WHAT IS ASKED - Repeat verbatim every line of the material, beginning at the line that holds "Transcribe the text in this document." and ending at its last line.

INPUT -
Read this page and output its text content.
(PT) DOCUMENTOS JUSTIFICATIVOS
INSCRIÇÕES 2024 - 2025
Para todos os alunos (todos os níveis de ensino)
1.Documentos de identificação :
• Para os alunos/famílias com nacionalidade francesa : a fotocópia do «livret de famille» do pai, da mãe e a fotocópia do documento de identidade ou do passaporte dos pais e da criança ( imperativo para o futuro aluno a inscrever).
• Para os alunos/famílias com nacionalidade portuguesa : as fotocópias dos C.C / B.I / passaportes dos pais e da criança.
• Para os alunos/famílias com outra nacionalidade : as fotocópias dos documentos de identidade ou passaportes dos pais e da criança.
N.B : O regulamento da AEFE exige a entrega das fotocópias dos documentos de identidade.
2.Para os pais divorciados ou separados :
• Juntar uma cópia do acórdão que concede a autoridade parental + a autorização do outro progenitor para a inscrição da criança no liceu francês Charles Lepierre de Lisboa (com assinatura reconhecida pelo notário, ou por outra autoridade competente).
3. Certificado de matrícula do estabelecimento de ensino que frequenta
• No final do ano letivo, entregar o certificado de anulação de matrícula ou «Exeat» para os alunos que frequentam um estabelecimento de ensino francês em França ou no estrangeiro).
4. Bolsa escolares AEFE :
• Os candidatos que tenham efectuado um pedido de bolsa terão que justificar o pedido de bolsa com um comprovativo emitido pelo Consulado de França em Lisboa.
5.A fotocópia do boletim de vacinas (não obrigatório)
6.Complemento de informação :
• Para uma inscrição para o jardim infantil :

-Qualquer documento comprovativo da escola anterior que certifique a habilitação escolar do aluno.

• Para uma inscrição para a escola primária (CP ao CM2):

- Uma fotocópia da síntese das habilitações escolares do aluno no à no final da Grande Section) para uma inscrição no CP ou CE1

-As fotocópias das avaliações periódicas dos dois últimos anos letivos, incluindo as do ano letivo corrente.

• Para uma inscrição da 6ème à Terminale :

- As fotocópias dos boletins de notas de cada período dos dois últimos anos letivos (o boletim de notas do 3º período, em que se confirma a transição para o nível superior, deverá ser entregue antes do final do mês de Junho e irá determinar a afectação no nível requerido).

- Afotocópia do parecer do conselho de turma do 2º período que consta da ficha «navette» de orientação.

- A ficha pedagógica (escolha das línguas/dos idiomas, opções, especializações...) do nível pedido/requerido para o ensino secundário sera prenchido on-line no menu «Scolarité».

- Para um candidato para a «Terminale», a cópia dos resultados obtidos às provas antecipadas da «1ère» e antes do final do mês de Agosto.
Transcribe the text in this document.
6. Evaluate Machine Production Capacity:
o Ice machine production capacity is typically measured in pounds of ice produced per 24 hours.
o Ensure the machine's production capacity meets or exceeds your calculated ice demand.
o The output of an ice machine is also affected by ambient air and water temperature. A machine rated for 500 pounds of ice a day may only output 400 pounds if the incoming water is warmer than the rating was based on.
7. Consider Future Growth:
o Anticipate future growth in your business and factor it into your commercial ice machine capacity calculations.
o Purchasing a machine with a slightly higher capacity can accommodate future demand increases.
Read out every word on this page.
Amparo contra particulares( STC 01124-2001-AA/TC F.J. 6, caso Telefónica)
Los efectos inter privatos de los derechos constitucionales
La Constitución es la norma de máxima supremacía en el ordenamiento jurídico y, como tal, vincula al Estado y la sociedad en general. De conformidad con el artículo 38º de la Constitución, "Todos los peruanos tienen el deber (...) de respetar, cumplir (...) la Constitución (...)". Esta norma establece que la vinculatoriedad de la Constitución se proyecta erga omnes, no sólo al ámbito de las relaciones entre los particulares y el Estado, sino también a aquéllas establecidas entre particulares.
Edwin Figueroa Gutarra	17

SOLUTION TO THIS TASK -
Transcribe the text in this document.
6. Evaluate Machine Production Capacity:
o Ice machine production capacity is typically measured in pounds of ice produced per 24 hours.
o Ensure the machine's production capacity meets or exceeds your calculated ice demand.
o The output of an ice machine is also affected by ambient air and water temperature. A machine rated for 500 pounds of ice a day may only output 400 pounds if the incoming water is warmer than the rating was based on.
7. Consider Future Growth:
o Anticipate future growth in your business and factor it into your commercial ice machine capacity calculations.
o Purchasing a machine with a slightly higher capacity can accommodate future demand increases.
Read out every word on this page.
Amparo contra particulares( STC 01124-2001-AA/TC F.J. 6, caso Telefónica)
Los efectos inter privatos de los derechos constitucionales
La Constitución es la norma de máxima supremacía en el ordenamiento jurídico y, como tal, vincula al Estado y la sociedad en general. De conformidad con el artículo 38º de la Constitución, "Todos los peruanos tienen el deber (...) de respetar, cumplir (...) la Constitución (...)". Esta norma establece que la vinculatoriedad de la Constitución se proyecta erga omnes, no sólo al ámbito de las relaciones entre los particulares y el Estado, sino también a aquéllas establecidas entre particulares.
Edwin Figueroa Gutarra	17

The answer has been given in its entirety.